The problem: Pick out every line of the entries below where "nursing" occurs, and copy those lines.

Extracted data entries:
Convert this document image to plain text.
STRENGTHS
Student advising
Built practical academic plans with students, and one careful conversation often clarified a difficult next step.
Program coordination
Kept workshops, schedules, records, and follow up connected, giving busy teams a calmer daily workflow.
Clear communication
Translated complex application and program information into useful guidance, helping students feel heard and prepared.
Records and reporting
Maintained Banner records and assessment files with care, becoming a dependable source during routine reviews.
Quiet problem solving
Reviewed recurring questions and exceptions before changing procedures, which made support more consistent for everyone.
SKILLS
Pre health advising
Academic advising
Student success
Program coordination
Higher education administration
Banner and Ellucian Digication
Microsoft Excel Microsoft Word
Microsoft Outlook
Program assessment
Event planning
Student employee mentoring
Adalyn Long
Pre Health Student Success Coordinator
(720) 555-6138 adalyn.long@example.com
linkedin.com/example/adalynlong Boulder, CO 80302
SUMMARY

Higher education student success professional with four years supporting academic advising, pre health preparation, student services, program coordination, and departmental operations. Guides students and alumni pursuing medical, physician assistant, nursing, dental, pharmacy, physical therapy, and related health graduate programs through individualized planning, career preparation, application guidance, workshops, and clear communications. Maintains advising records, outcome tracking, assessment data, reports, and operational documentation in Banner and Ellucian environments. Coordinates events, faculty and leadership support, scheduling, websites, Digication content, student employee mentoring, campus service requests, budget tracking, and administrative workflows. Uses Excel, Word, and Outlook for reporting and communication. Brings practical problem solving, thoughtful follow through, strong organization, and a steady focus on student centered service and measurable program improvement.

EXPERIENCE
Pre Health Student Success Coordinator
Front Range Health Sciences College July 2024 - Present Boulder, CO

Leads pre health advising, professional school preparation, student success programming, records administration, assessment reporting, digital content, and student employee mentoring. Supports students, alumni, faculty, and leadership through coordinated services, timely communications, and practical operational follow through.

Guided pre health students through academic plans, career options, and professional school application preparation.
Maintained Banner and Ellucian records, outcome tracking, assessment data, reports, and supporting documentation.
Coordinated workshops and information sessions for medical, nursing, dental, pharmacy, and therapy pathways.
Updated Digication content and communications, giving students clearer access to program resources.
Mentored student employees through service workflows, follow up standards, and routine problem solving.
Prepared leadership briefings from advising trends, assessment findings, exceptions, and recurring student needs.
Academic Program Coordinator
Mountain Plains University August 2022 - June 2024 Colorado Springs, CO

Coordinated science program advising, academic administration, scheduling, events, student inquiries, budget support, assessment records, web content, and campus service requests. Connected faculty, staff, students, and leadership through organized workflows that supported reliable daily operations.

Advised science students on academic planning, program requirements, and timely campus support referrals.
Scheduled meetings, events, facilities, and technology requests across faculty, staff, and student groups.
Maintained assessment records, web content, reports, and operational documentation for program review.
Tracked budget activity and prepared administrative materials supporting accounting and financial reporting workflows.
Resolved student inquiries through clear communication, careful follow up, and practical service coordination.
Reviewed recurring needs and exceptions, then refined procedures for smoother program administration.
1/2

Full response:
Higher education student success professional with four years supporting academic advising, pre health preparation, student services, program coordination, and departmental operations. Guides students and alumni pursuing medical, physician assistant, nursing, dental, pharmacy, physical therapy, and related health graduate programs through individualized planning, career preparation, application guidance, workshops, and clear communications. Maintains advising records, outcome tracking, assessment data, reports, and operational documentation in Banner and Ellucian environments. Coordinates events, faculty and leadership support, scheduling, websites, Digication content, student employee mentoring, campus service requests, budget tracking, and administrative workflows. Uses Excel, Word, and Outlook for reporting and communication. Brings practical problem solving, thoughtful follow through, strong organization, and a steady focus on student centered service and measurable program improvement.
Coordinated workshops and information sessions for medical, nursing, dental, pharmacy, and therapy pathways.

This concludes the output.